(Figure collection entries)

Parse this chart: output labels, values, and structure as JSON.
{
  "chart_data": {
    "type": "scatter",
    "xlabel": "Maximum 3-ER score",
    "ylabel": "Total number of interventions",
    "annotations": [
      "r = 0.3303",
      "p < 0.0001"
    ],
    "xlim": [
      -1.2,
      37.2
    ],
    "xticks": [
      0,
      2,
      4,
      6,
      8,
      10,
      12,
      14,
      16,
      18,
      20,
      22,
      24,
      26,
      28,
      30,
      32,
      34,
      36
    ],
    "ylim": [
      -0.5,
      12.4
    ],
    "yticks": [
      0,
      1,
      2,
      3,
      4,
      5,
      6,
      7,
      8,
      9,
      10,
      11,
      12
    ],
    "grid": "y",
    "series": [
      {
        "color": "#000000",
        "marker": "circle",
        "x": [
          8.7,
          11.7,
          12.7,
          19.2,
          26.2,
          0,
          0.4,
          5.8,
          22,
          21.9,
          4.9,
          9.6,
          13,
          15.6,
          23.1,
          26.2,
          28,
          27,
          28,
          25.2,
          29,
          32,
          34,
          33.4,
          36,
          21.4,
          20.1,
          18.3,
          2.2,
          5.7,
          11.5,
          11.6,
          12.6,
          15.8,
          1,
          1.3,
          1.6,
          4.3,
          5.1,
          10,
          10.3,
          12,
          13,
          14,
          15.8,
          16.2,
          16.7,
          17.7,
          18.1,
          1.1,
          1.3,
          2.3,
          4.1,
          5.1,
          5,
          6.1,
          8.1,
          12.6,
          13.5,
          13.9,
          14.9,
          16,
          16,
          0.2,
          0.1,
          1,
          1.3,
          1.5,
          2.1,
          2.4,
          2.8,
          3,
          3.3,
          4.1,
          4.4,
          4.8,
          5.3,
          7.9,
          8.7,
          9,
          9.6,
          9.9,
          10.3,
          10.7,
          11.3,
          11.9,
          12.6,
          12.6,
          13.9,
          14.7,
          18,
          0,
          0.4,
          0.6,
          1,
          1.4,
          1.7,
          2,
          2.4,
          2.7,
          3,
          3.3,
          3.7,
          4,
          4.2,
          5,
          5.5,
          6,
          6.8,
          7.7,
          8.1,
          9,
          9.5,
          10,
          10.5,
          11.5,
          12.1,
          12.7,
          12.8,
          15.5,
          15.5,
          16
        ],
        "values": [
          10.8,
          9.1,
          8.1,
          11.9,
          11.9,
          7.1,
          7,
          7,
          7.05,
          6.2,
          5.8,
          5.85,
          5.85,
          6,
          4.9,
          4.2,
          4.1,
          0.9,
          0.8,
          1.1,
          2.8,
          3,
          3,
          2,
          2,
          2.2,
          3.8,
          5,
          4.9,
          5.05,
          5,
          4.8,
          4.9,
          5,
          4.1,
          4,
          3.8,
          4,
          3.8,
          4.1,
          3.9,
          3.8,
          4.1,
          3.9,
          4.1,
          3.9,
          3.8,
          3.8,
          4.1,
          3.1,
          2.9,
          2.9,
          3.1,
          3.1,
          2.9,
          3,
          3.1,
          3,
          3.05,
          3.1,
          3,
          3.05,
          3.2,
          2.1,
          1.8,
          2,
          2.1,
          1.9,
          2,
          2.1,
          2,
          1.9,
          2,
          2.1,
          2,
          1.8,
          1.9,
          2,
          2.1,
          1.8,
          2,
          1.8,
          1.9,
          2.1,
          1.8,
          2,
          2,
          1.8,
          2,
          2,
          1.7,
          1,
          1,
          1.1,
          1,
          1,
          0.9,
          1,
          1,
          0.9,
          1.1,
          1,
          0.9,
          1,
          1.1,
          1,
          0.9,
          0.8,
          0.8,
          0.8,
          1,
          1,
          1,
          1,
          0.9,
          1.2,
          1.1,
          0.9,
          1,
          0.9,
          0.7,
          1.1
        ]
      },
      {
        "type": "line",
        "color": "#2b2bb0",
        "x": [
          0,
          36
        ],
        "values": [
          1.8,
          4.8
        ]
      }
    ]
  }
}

-- Exercise --
Extract the data exactly as given.

-- Solution to this problem --
Parse this chart: output labels, values, and structure as JSON.
{
  "chart_data": {
    "type": "scatter",
    "xlabel": "Maximum 3-ER score",
    "ylabel": "Total number of interventions",
    "annotations": [
      "r = 0.3303",
      "p < 0.0001"
    ],
    "xlim": [
      -1.2,
      37.2
    ],
    "xticks": [
      0,
      2,
      4,
      6,
      8,
      10,
      12,
      14,
      16,
      18,
      20,
      22,
      24,
      26,
      28,
      30,
      32,
      34,
      36
    ],
    "ylim": [
      -0.5,
      12.4
    ],
    "yticks": [
      0,
      1,
      2,
      3,
      4,
      5,
      6,
      7,
      8,
      9,
      10,
      11,
      12
    ],
    "grid": "y",
    "series": [
      {
        "color": "#000000",
        "marker": "circle",
        "x": [
          8.7,
          11.7,
          12.7,
          19.2,
          26.2,
          0,
          0.4,
          5.8,
          22,
          21.9,
          4.9,
          9.6,
          13,
          15.6,
          23.1,
          26.2,
          28,
          27,
          28,
          25.2,
          29,
          32,
          34,
          33.4,
          36,
          21.4,
          20.1,
          18.3,
          2.2,
          5.7,
          11.5,
          11.6,
          12.6,
          15.8,
          1,
          1.3,
          1.6,
          4.3,
          5.1,
          10,
          10.3,
          12,
          13,
          14,
          15.8,
          16.2,
          16.7,
          17.7,
          18.1,
          1.1,
          1.3,
          2.3,
          4.1,
          5.1,
          5,
          6.1,
          8.1,
          12.6,
          13.5,
          13.9,
          14.9,
          16,
          16,
          0.2,
          0.1,
          1,
          1.3,
          1.5,
          2.1,
          2.4,
          2.8,
          3,
          3.3,
          4.1,
          4.4,
          4.8,
          5.3,
          7.9,
          8.7,
          9,
          9.6,
          9.9,
          10.3,
          10.7,
          11.3,
          11.9,
          12.6,
          12.6,
          13.9,
          14.7,
          18,
          0,
          0.4,
          0.6,
          1,
          1.4,
          1.7,
          2,
          2.4,
          2.7,
          3,
          3.3,
          3.7,
          4,
          4.2,
          5,
          5.5,
          6,
          6.8,
          7.7,
          8.1,
          9,
          9.5,
          10,
          10.5,
          11.5,
          12.1,
          12.7,
          12.8,
          15.5,
          15.5,
          16
        ],
        "values": [
          10.8,
          9.1,
          8.1,
          11.9,
          11.9,
          7.1,
          7,
          7,
          7.05,
          6.2,
          5.8,
          5.85,
          5.85,
          6,
          4.9,
          4.2,
          4.1,
          0.9,
          0.8,
          1.1,
          2.8,
          3,
          3,
          2,
          2,
          2.2,
          3.8,
          5,
          4.9,
          5.05,
          5,
          4.8,
          4.9,
          5,
          4.1,
          4,
          3.8,
          4,
          3.8,
          4.1,
          3.9,
          3.8,
          4.1,
          3.9,
          4.1,
          3.9,
          3.8,
          3.8,
          4.1,
          3.1,
          2.9,
          2.9,
          3.1,
          3.1,
          2.9,
          3,
          3.1,
          3,
          3.05,
          3.1,
          3,
          3.05,
          3.2,
          2.1,
          1.8,
          2,
          2.1,
          1.9,
          2,
          2.1,
          2,
          1.9,
          2,
          2.1,
          2,
          1.8,
          1.9,
          2,
          2.1,
          1.8,
          2,
          1.8,
          1.9,
          2.1,
          1.8,
          2,
          2,
          1.8,
          2,
          2,
          1.7,
          1,
          1,
          1.1,
          1,
          1,
          0.9,
          1,
          1,
          0.9,
          1.1,
          1,
          0.9,
          1,
          1.1,
          1,
          0.9,
          0.8,
          0.8,
          0.8,
          1,
          1,
          1,
          1,
          0.9,
          1.2,
          1.1,
          0.9,
          1,
          0.9,
          0.7,
          1.1
        ]
      },
      {
        "type": "line",
        "color": "#2b2bb0",
        "x": [
          0,
          36
        ],
        "values": [
          1.8,
          4.8
        ]
      }
    ]
  }
}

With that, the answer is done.